--- start of Source records ---

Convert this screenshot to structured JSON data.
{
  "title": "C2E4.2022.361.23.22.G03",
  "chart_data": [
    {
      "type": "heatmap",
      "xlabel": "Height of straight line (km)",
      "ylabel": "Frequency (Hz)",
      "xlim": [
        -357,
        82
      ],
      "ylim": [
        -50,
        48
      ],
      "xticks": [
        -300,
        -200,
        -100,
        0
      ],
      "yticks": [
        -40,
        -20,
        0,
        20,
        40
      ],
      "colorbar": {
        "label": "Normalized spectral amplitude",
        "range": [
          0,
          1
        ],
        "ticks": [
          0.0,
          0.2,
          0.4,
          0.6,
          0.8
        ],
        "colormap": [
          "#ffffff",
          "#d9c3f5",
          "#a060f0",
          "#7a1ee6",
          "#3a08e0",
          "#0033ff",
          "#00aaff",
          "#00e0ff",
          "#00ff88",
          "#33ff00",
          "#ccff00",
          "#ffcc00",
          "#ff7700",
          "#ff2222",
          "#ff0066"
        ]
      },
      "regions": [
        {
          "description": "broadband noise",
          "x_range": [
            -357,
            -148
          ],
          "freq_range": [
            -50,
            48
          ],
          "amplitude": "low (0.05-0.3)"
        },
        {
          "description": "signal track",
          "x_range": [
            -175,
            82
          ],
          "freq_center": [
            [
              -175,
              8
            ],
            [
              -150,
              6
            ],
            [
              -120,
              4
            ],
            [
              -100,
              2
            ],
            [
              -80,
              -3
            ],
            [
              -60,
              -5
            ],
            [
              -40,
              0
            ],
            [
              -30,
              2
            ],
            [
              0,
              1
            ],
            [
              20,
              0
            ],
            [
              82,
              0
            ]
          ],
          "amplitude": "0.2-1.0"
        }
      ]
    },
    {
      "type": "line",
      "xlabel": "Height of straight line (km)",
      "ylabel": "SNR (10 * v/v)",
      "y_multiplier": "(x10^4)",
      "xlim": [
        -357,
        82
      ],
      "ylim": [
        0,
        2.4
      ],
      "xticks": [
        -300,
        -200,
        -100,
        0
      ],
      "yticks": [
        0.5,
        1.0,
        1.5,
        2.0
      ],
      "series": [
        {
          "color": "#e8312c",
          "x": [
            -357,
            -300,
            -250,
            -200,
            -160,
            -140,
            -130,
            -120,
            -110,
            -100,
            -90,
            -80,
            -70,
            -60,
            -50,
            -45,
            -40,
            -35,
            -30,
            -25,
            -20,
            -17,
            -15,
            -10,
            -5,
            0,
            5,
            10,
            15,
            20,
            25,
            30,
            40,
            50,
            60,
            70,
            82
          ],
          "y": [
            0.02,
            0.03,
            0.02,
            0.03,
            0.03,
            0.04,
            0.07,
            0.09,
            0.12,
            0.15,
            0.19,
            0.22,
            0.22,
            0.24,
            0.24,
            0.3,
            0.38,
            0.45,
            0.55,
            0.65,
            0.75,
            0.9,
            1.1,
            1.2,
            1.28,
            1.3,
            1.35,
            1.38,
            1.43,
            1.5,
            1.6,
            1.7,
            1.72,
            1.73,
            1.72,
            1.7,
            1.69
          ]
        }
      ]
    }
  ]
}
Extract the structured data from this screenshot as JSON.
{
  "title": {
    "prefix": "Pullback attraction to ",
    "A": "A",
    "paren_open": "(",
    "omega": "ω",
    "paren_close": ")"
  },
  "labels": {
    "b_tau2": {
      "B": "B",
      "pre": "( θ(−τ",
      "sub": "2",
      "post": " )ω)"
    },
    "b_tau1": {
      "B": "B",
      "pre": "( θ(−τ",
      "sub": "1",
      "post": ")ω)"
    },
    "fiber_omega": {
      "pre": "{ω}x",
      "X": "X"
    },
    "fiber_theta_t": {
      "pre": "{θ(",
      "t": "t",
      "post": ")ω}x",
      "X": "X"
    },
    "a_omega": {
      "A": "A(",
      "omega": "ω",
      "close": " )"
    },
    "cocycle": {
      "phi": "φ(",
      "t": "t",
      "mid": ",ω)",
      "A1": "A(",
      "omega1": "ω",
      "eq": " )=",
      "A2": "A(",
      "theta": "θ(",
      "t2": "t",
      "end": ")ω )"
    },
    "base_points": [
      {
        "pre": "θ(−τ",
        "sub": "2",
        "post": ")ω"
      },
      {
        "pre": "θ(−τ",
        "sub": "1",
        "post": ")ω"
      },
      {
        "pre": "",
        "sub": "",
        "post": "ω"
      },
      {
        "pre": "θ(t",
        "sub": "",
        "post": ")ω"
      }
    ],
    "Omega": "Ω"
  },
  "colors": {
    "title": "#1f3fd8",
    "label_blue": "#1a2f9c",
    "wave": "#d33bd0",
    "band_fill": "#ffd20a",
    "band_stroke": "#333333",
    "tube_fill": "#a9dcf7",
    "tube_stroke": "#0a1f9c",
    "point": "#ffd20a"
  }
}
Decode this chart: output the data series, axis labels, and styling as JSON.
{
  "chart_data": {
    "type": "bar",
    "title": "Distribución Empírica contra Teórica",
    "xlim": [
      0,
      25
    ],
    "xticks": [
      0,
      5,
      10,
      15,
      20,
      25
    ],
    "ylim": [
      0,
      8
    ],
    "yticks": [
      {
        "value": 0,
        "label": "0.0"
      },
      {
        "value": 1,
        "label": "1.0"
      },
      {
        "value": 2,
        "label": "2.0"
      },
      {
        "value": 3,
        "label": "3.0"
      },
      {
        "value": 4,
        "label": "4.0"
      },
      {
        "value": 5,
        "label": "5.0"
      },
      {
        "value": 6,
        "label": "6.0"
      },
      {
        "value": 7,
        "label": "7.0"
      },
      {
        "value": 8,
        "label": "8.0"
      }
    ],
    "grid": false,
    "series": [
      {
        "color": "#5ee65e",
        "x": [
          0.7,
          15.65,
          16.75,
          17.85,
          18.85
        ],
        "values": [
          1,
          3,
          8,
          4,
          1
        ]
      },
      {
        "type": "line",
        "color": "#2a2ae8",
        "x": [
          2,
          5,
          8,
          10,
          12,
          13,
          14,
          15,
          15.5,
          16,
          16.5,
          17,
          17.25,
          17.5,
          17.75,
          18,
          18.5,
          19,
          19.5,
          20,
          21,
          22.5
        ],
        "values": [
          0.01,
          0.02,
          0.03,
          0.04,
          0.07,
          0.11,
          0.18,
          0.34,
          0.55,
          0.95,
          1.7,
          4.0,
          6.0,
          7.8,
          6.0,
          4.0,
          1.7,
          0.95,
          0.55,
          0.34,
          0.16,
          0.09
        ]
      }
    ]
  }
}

--- end of Source records ---

Set down each entry again, unchanged.

Convert this screenshot to structured JSON data.
{
  "title": "C2E4.2022.361.23.22.G03",
  "chart_data": [
    {
      "type": "heatmap",
      "xlabel": "Height of straight line (km)",
      "ylabel": "Frequency (Hz)",
      "xlim": [
        -357,
        82
      ],
      "ylim": [
        -50,
        48
      ],
      "xticks": [
        -300,
        -200,
        -100,
        0
      ],
      "yticks": [
        -40,
        -20,
        0,
        20,
        40
      ],
      "colorbar": {
        "label": "Normalized spectral amplitude",
        "range": [
          0,
          1
        ],
        "ticks": [
          0.0,
          0.2,
          0.4,
          0.6,
          0.8
        ],
        "colormap": [
          "#ffffff",
          "#d9c3f5",
          "#a060f0",
          "#7a1ee6",
          "#3a08e0",
          "#0033ff",
          "#00aaff",
          "#00e0ff",
          "#00ff88",
          "#33ff00",
          "#ccff00",
          "#ffcc00",
          "#ff7700",
          "#ff2222",
          "#ff0066"
        ]
      },
      "regions": [
        {
          "description": "broadband noise",
          "x_range": [
            -357,
            -148
          ],
          "freq_range": [
            -50,
            48
          ],
          "amplitude": "low (0.05-0.3)"
        },
        {
          "description": "signal track",
          "x_range": [
            -175,
            82
          ],
          "freq_center": [
            [
              -175,
              8
            ],
            [
              -150,
              6
            ],
            [
              -120,
              4
            ],
            [
              -100,
              2
            ],
            [
              -80,
              -3
            ],
            [
              -60,
              -5
            ],
            [
              -40,
              0
            ],
            [
              -30,
              2
            ],
            [
              0,
              1
            ],
            [
              20,
              0
            ],
            [
              82,
              0
            ]
          ],
          "amplitude": "0.2-1.0"
        }
      ]
    },
    {
      "type": "line",
      "xlabel": "Height of straight line (km)",
      "ylabel": "SNR (10 * v/v)",
      "y_multiplier": "(x10^4)",
      "xlim": [
        -357,
        82
      ],
      "ylim": [
        0,
        2.4
      ],
      "xticks": [
        -300,
        -200,
        -100,
        0
      ],
      "yticks": [
        0.5,
        1.0,
        1.5,
        2.0
      ],
      "series": [
        {
          "color": "#e8312c",
          "x": [
            -357,
            -300,
            -250,
            -200,
            -160,
            -140,
            -130,
            -120,
            -110,
            -100,
            -90,
            -80,
            -70,
            -60,
            -50,
            -45,
            -40,
            -35,
            -30,
            -25,
            -20,
            -17,
            -15,
            -10,
            -5,
            0,
            5,
            10,
            15,
            20,
            25,
            30,
            40,
            50,
            60,
            70,
            82
          ],
          "y": [
            0.02,
            0.03,
            0.02,
            0.03,
            0.03,
            0.04,
            0.07,
            0.09,
            0.12,
            0.15,
            0.19,
            0.22,
            0.22,
            0.24,
            0.24,
            0.3,
            0.38,
            0.45,
            0.55,
            0.65,
            0.75,
            0.9,
            1.1,
            1.2,
            1.28,
            1.3,
            1.35,
            1.38,
            1.43,
            1.5,
            1.6,
            1.7,
            1.72,
            1.73,
            1.72,
            1.7,
            1.69
          ]
        }
      ]
    }
  ]
}
Extract the structured data from this screenshot as JSON.
{
  "title": {
    "prefix": "Pullback attraction to ",
    "A": "A",
    "paren_open": "(",
    "omega": "ω",
    "paren_close": ")"
  },
  "labels": {
    "b_tau2": {
      "B": "B",
      "pre": "( θ(−τ",
      "sub": "2",
      "post": " )ω)"
    },
    "b_tau1": {
      "B": "B",
      "pre": "( θ(−τ",
      "sub": "1",
      "post": ")ω)"
    },
    "fiber_omega": {
      "pre": "{ω}x",
      "X": "X"
    },
    "fiber_theta_t": {
      "pre": "{θ(",
      "t": "t",
      "post": ")ω}x",
      "X": "X"
    },
    "a_omega": {
      "A": "A(",
      "omega": "ω",
      "close": " )"
    },
    "cocycle": {
      "phi": "φ(",
      "t": "t",
      "mid": ",ω)",
      "A1": "A(",
      "omega1": "ω",
      "eq": " )=",
      "A2": "A(",
      "theta": "θ(",
      "t2": "t",
      "end": ")ω )"
    },
    "base_points": [
      {
        "pre": "θ(−τ",
        "sub": "2",
        "post": ")ω"
      },
      {
        "pre": "θ(−τ",
        "sub": "1",
        "post": ")ω"
      },
      {
        "pre": "",
        "sub": "",
        "post": "ω"
      },
      {
        "pre": "θ(t",
        "sub": "",
        "post": ")ω"
      }
    ],
    "Omega": "Ω"
  },
  "colors": {
    "title": "#1f3fd8",
    "label_blue": "#1a2f9c",
    "wave": "#d33bd0",
    "band_fill": "#ffd20a",
    "band_stroke": "#333333",
    "tube_fill": "#a9dcf7",
    "tube_stroke": "#0a1f9c",
    "point": "#ffd20a"
  }
}
Decode this chart: output the data series, axis labels, and styling as JSON.
{
  "chart_data": {
    "type": "bar",
    "title": "Distribución Empírica contra Teórica",
    "xlim": [
      0,
      25
    ],
    "xticks": [
      0,
      5,
      10,
      15,
      20,
      25
    ],
    "ylim": [
      0,
      8
    ],
    "yticks": [
      {
        "value": 0,
        "label": "0.0"
      },
      {
        "value": 1,
        "label": "1.0"
      },
      {
        "value": 2,
        "label": "2.0"
      },
      {
        "value": 3,
        "label": "3.0"
      },
      {
        "value": 4,
        "label": "4.0"
      },
      {
        "value": 5,
        "label": "5.0"
      },
      {
        "value": 6,
        "label": "6.0"
      },
      {
        "value": 7,
        "label": "7.0"
      },
      {
        "value": 8,
        "label": "8.0"
      }
    ],
    "grid": false,
    "series": [
      {
        "color": "#5ee65e",
        "x": [
          0.7,
          15.65,
          16.75,
          17.85,
          18.85
        ],
        "values": [
          1,
          3,
          8,
          4,
          1
        ]
      },
      {
        "type": "line",
        "color": "#2a2ae8",
        "x": [
          2,
          5,
          8,
          10,
          12,
          13,
          14,
          15,
          15.5,
          16,
          16.5,
          17,
          17.25,
          17.5,
          17.75,
          18,
          18.5,
          19,
          19.5,
          20,
          21,
          22.5
        ],
        "values": [
          0.01,
          0.02,
          0.03,
          0.04,
          0.07,
          0.11,
          0.18,
          0.34,
          0.55,
          0.95,
          1.7,
          4.0,
          6.0,
          7.8,
          6.0,
          4.0,
          1.7,
          0.95,
          0.55,
          0.34,
          0.16,
          0.09
        ]
      }
    ]
  }
}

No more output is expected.